**WHAT YOU ARE ASKED TO DO:**
Exactly reproduce each line of the listing that follows.

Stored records
..........

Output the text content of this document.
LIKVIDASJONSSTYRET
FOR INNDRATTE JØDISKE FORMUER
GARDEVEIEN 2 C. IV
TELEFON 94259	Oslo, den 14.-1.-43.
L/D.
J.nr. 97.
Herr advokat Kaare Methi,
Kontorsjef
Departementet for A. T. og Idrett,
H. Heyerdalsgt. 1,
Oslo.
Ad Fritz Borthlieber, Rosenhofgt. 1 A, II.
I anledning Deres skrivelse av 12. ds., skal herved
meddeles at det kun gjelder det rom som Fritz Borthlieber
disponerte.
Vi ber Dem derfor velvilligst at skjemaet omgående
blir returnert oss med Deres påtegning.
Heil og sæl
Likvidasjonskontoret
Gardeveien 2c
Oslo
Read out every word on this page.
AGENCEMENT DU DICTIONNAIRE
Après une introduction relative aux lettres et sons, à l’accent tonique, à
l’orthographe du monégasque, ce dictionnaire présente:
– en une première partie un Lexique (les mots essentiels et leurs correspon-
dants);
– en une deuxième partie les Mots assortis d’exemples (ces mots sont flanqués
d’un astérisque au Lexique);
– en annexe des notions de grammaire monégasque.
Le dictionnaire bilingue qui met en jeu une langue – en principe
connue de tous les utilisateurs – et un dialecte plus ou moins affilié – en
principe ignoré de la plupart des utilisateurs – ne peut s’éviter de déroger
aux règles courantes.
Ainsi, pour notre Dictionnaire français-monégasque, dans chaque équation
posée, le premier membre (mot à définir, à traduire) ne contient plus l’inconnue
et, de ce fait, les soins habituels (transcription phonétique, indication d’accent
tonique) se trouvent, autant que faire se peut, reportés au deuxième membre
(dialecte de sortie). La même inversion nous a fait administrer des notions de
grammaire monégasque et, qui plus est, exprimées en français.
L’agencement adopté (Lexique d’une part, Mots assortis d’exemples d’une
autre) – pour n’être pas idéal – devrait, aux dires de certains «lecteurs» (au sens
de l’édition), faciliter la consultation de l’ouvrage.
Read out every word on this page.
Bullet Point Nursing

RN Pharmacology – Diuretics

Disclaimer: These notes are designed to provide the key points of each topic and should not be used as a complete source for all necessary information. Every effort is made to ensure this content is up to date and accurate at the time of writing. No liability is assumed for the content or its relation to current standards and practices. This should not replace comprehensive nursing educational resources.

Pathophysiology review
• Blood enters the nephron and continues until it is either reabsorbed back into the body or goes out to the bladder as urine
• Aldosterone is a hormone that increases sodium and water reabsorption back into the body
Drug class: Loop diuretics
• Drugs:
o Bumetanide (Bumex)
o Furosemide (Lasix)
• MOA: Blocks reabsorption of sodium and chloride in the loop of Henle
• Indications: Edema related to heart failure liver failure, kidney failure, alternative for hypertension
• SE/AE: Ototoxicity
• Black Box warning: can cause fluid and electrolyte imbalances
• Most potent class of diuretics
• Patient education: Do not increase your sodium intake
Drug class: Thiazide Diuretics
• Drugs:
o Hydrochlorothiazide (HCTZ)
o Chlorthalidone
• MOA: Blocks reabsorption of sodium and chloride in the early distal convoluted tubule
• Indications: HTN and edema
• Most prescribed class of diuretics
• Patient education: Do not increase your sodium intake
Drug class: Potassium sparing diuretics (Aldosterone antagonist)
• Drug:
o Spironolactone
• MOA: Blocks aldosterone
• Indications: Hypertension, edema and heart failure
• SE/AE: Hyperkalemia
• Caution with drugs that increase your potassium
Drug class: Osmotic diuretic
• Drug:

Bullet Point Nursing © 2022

..........

**TASK SOLUTION:**
Output the text content of this document.
LIKVIDASJONSSTYRET
FOR INNDRATTE JØDISKE FORMUER
GARDEVEIEN 2 C. IV
TELEFON 94259	Oslo, den 14.-1.-43.
L/D.
J.nr. 97.
Herr advokat Kaare Methi,
Kontorsjef
Departementet for A. T. og Idrett,
H. Heyerdalsgt. 1,
Oslo.
Ad Fritz Borthlieber, Rosenhofgt. 1 A, II.
I anledning Deres skrivelse av 12. ds., skal herved
meddeles at det kun gjelder det rom som Fritz Borthlieber
disponerte.
Vi ber Dem derfor velvilligst at skjemaet omgående
blir returnert oss med Deres påtegning.
Heil og sæl
Likvidasjonskontoret
Gardeveien 2c
Oslo
Read out every word on this page.
AGENCEMENT DU DICTIONNAIRE
Après une introduction relative aux lettres et sons, à l’accent tonique, à
l’orthographe du monégasque, ce dictionnaire présente:
– en une première partie un Lexique (les mots essentiels et leurs correspon-
dants);
– en une deuxième partie les Mots assortis d’exemples (ces mots sont flanqués
d’un astérisque au Lexique);
– en annexe des notions de grammaire monégasque.
Le dictionnaire bilingue qui met en jeu une langue – en principe
connue de tous les utilisateurs – et un dialecte plus ou moins affilié – en
principe ignoré de la plupart des utilisateurs – ne peut s’éviter de déroger
aux règles courantes.
Ainsi, pour notre Dictionnaire français-monégasque, dans chaque équation
posée, le premier membre (mot à définir, à traduire) ne contient plus l’inconnue
et, de ce fait, les soins habituels (transcription phonétique, indication d’accent
tonique) se trouvent, autant que faire se peut, reportés au deuxième membre
(dialecte de sortie). La même inversion nous a fait administrer des notions de
grammaire monégasque et, qui plus est, exprimées en français.
L’agencement adopté (Lexique d’une part, Mots assortis d’exemples d’une
autre) – pour n’être pas idéal – devrait, aux dires de certains «lecteurs» (au sens
de l’édition), faciliter la consultation de l’ouvrage.
Read out every word on this page.
Bullet Point Nursing

RN Pharmacology – Diuretics

Disclaimer: These notes are designed to provide the key points of each topic and should not be used as a complete source for all necessary information. Every effort is made to ensure this content is up to date and accurate at the time of writing. No liability is assumed for the content or its relation to current standards and practices. This should not replace comprehensive nursing educational resources.

Pathophysiology review
• Blood enters the nephron and continues until it is either reabsorbed back into the body or goes out to the bladder as urine
• Aldosterone is a hormone that increases sodium and water reabsorption back into the body
Drug class: Loop diuretics
• Drugs:
o Bumetanide (Bumex)
o Furosemide (Lasix)
• MOA: Blocks reabsorption of sodium and chloride in the loop of Henle
• Indications: Edema related to heart failure liver failure, kidney failure, alternative for hypertension
• SE/AE: Ototoxicity
• Black Box warning: can cause fluid and electrolyte imbalances
• Most potent class of diuretics
• Patient education: Do not increase your sodium intake
Drug class: Thiazide Diuretics
• Drugs:
o Hydrochlorothiazide (HCTZ)
o Chlorthalidone
• MOA: Blocks reabsorption of sodium and chloride in the early distal convoluted tubule
• Indications: HTN and edema
• Most prescribed class of diuretics
• Patient education: Do not increase your sodium intake
Drug class: Potassium sparing diuretics (Aldosterone antagonist)
• Drug:
o Spironolactone
• MOA: Blocks aldosterone
• Indications: Hypertension, edema and heart failure
• SE/AE: Hyperkalemia
• Caution with drugs that increase your potassium
Drug class: Osmotic diuretic
• Drug:

Bullet Point Nursing © 2022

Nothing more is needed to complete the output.